Each entry below must be repeated exactly, with pictures left out.

◆ ◆ ◆ ◆ ◆ ◆ ◆

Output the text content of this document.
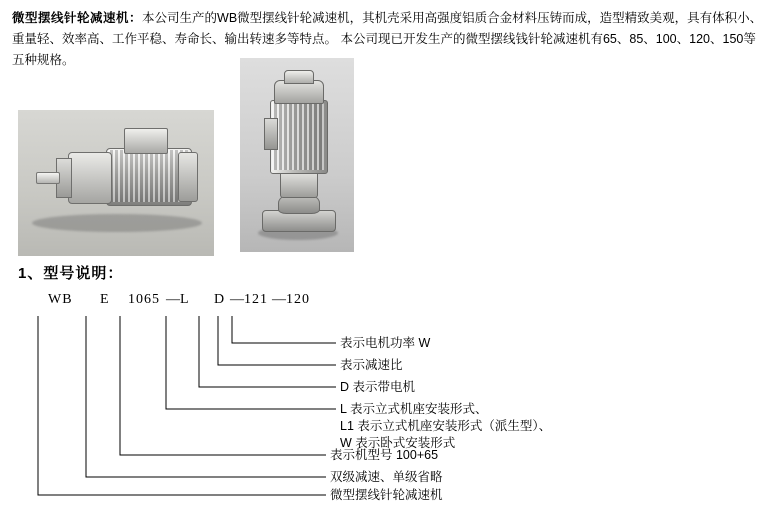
$^{微型摆线针轮减速机:}$本公司生产的WB微型摆线针轮减速机，其机壳采用高强度铝质合金材料压铸而成，造型精致美观，具有体积小、重量轻、效率高、工作平稳、寿命长、输出转速多等特点。 本公司现已开发生产的微型摆线钱针轮减速机有65、85、100、120、150等五种规格。
1、型号说明：
WB E 1065 — L D — 121 — 120
表示电机功率 W
表示减速比
D 表示带电机
L 表示立式机座安装形式、
L1 表示立式机座安装形式（派生型）、
W 表示卧式安装形式
表示机型号 100+65
双级减速、单级省略
微型摆线针轮减速机
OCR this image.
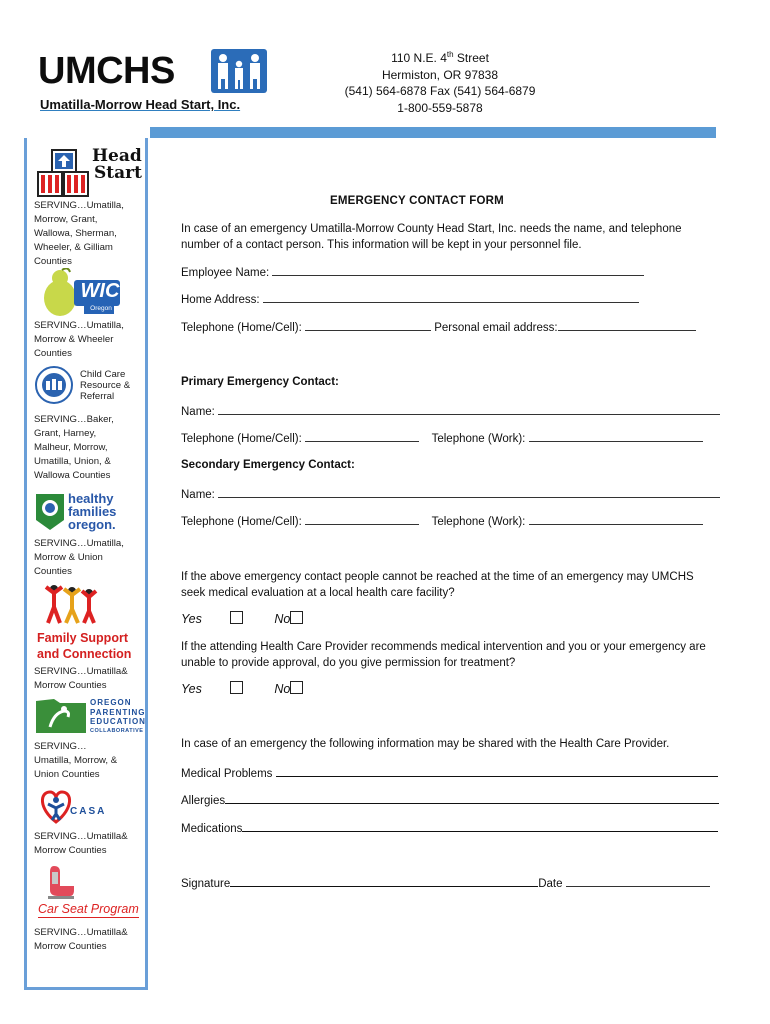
UMCHS
Umatilla-Morrow Head Start, Inc.
110 N.E. 4th Street
Hermiston, OR 97838
(541) 564-6878 Fax (541) 564-6879
1-800-559-5878
Head
Start
SERVING…Umatilla,
Morrow, Grant,
Wallowa, Sherman,
Wheeler, & Gilliam
Counties
WIC
Oregon
SERVING…Umatilla,
Morrow & Wheeler
Counties
Child Care
Resource &
Referral
SERVING…Baker,
Grant, Harney,
Malheur, Morrow,
Umatilla, Union, &
Wallowa Counties
healthy
families
oregon.
SERVING…Umatilla,
Morrow & Union
Counties
Family Support
and Connection
SERVING…Umatilla&
Morrow Counties
OREGON
PARENTING
EDUCATION
COLLABORATIVE
SERVING…
Umatilla, Morrow, &
Union Counties
CASA
SERVING…Umatilla&
Morrow Counties
Car Seat Program
SERVING…Umatilla&
Morrow Counties
EMERGENCY CONTACT FORM
In case of an emergency Umatilla-Morrow County Head Start, Inc. needs the name, and telephone number of a contact person. This information will be kept in your personnel file.
Employee Name:
Home Address:
Telephone (Home/Cell):	Personal email address:
Primary Emergency Contact:
Name:
Telephone (Home/Cell):	Telephone (Work):
Secondary Emergency Contact:
Name:
Telephone (Home/Cell):	Telephone (Work):
If the above emergency contact people cannot be reached at the time of an emergency may UMCHS seek medical evaluation at a local health care facility?
Yes	No
If the attending Health Care Provider recommends medical intervention and you or your emergency are unable to provide approval, do you give permission for treatment?
Yes	No
In case of an emergency the following information may be shared with the Health Care Provider.
Medical Problems
Allergies
Medications
Signature	Date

◆ ◆ ◆ ◆ ◆ ◆ ◆

__The output__.
Output the text content of this document.
$^{微型摆线针轮减速机:}$本公司生产的WB微型摆线针轮减速机，其机壳采用高强度铝质合金材料压铸而成，造型精致美观，具有体积小、重量轻、效率高、工作平稳、寿命长、输出转速多等特点。 本公司现已开发生产的微型摆线钱针轮减速机有65、85、100、120、150等五种规格。
1、型号说明：
WB E 1065 — L D — 121 — 120
表示电机功率 W
表示减速比
D 表示带电机
L 表示立式机座安装形式、
L1 表示立式机座安装形式（派生型）、
W 表示卧式安装形式
表示机型号 100+65
双级减速、单级省略
微型摆线针轮减速机
OCR this image.
UMCHS
Umatilla-Morrow Head Start, Inc.
110 N.E. 4th Street
Hermiston, OR 97838
(541) 564-6878 Fax (541) 564-6879
1-800-559-5878
Head
Start
SERVING…Umatilla,
Morrow, Grant,
Wallowa, Sherman,
Wheeler, & Gilliam
Counties
WIC
Oregon
SERVING…Umatilla,
Morrow & Wheeler
Counties
Child Care
Resource &
Referral
SERVING…Baker,
Grant, Harney,
Malheur, Morrow,
Umatilla, Union, &
Wallowa Counties
healthy
families
oregon.
SERVING…Umatilla,
Morrow & Union
Counties
Family Support
and Connection
SERVING…Umatilla&
Morrow Counties
OREGON
PARENTING
EDUCATION
COLLABORATIVE
SERVING…
Umatilla, Morrow, &
Union Counties
CASA
SERVING…Umatilla&
Morrow Counties
Car Seat Program
SERVING…Umatilla&
Morrow Counties
EMERGENCY CONTACT FORM
In case of an emergency Umatilla-Morrow County Head Start, Inc. needs the name, and telephone number of a contact person. This information will be kept in your personnel file.
Employee Name:
Home Address:
Telephone (Home/Cell):	Personal email address:
Primary Emergency Contact:
Name:
Telephone (Home/Cell):	Telephone (Work):
Secondary Emergency Contact:
Name:
Telephone (Home/Cell):	Telephone (Work):
If the above emergency contact people cannot be reached at the time of an emergency may UMCHS seek medical evaluation at a local health care facility?
Yes	No
If the attending Health Care Provider recommends medical intervention and you or your emergency are unable to provide approval, do you give permission for treatment?
Yes	No
In case of an emergency the following information may be shared with the Health Care Provider.
Medical Problems
Allergies
Medications
Signature	Date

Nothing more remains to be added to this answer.